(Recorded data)
· · · · ·
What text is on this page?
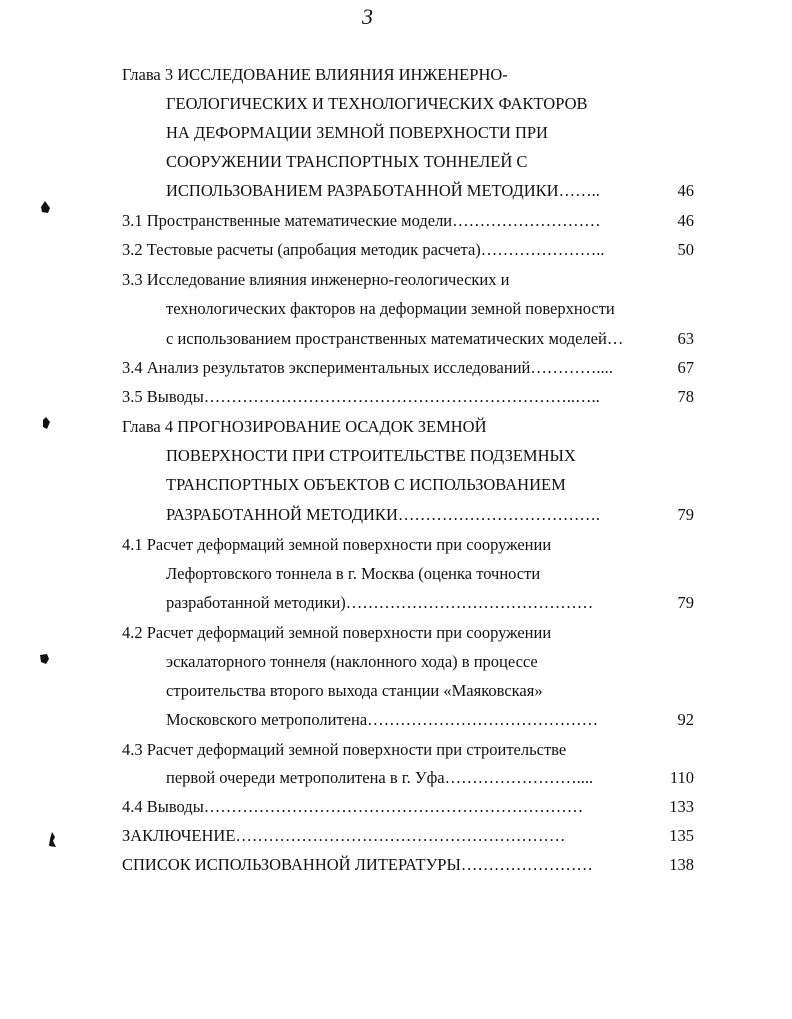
3
Глава 3 ИССЛЕДОВАНИЕ ВЛИЯНИЯ ИНЖЕНЕРНО-
ГЕОЛОГИЧЕСКИХ И ТЕХНОЛОГИЧЕСКИХ ФАКТОРОВ
НА ДЕФОРМАЦИИ ЗЕМНОЙ ПОВЕРХНОСТИ ПРИ
СООРУЖЕНИИ ТРАНСПОРТНЫХ ТОННЕЛЕЙ С
ИСПОЛЬЗОВАНИЕМ РАЗРАБОТАННОЙ МЕТОДИКИ……..	46
3.1 Пространственные математические модели………………………	46
3.2 Тестовые расчеты (апробация методик расчета)…………………..	50
3.3 Исследование влияния инженерно-геологических и
технологических факторов на деформации земной поверхности
с использованием пространственных математических моделей…	63
3.4 Анализ результатов экспериментальных исследований…………....	67
3.5 Выводы…………………………………………………………..…..	78
Глава 4 ПРОГНОЗИРОВАНИЕ ОСАДОК ЗЕМНОЙ
ПОВЕРХНОСТИ ПРИ СТРОИТЕЛЬСТВЕ ПОДЗЕМНЫХ
ТРАНСПОРТНЫХ ОБЪЕКТОВ С ИСПОЛЬЗОВАНИЕМ
РАЗРАБОТАННОЙ МЕТОДИКИ……………………………….	79
4.1 Расчет деформаций земной поверхности при сооружении
Лефортовского тоннела в г. Москва (оценка точности
разработанной методики)………………………………………	79
4.2 Расчет деформаций земной поверхности при сооружении
эскалаторного тоннеля (наклонного хода) в процессе
строительства второго выхода станции «Маяковская»
Московского метрополитена……………………………………	92
4.3 Расчет деформаций земной поверхности при строительстве
первой очереди метрополитена в г. Уфа……………………....	110
4.4 Выводы……………………………………………………………	133
ЗАКЛЮЧЕНИЕ……………………………………………………	135
СПИСОК ИСПОЛЬЗОВАННОЙ ЛИТЕРАТУРЫ……………………	138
· · · · ·
Given problem:
Reproduce every record above exactly, omitting the pictures.

Correct response:
What text is on this page?
3
Глава 3 ИССЛЕДОВАНИЕ ВЛИЯНИЯ ИНЖЕНЕРНО-
ГЕОЛОГИЧЕСКИХ И ТЕХНОЛОГИЧЕСКИХ ФАКТОРОВ
НА ДЕФОРМАЦИИ ЗЕМНОЙ ПОВЕРХНОСТИ ПРИ
СООРУЖЕНИИ ТРАНСПОРТНЫХ ТОННЕЛЕЙ С
ИСПОЛЬЗОВАНИЕМ РАЗРАБОТАННОЙ МЕТОДИКИ……..	46
3.1 Пространственные математические модели………………………	46
3.2 Тестовые расчеты (апробация методик расчета)…………………..	50
3.3 Исследование влияния инженерно-геологических и
технологических факторов на деформации земной поверхности
с использованием пространственных математических моделей…	63
3.4 Анализ результатов экспериментальных исследований…………....	67
3.5 Выводы…………………………………………………………..…..	78
Глава 4 ПРОГНОЗИРОВАНИЕ ОСАДОК ЗЕМНОЙ
ПОВЕРХНОСТИ ПРИ СТРОИТЕЛЬСТВЕ ПОДЗЕМНЫХ
ТРАНСПОРТНЫХ ОБЪЕКТОВ С ИСПОЛЬЗОВАНИЕМ
РАЗРАБОТАННОЙ МЕТОДИКИ……………………………….	79
4.1 Расчет деформаций земной поверхности при сооружении
Лефортовского тоннела в г. Москва (оценка точности
разработанной методики)………………………………………	79
4.2 Расчет деформаций земной поверхности при сооружении
эскалаторного тоннеля (наклонного хода) в процессе
строительства второго выхода станции «Маяковская»
Московского метрополитена……………………………………	92
4.3 Расчет деформаций земной поверхности при строительстве
первой очереди метрополитена в г. Уфа……………………....	110
4.4 Выводы……………………………………………………………	133
ЗАКЛЮЧЕНИЕ……………………………………………………	135
СПИСОК ИСПОЛЬЗОВАННОЙ ЛИТЕРАТУРЫ……………………	138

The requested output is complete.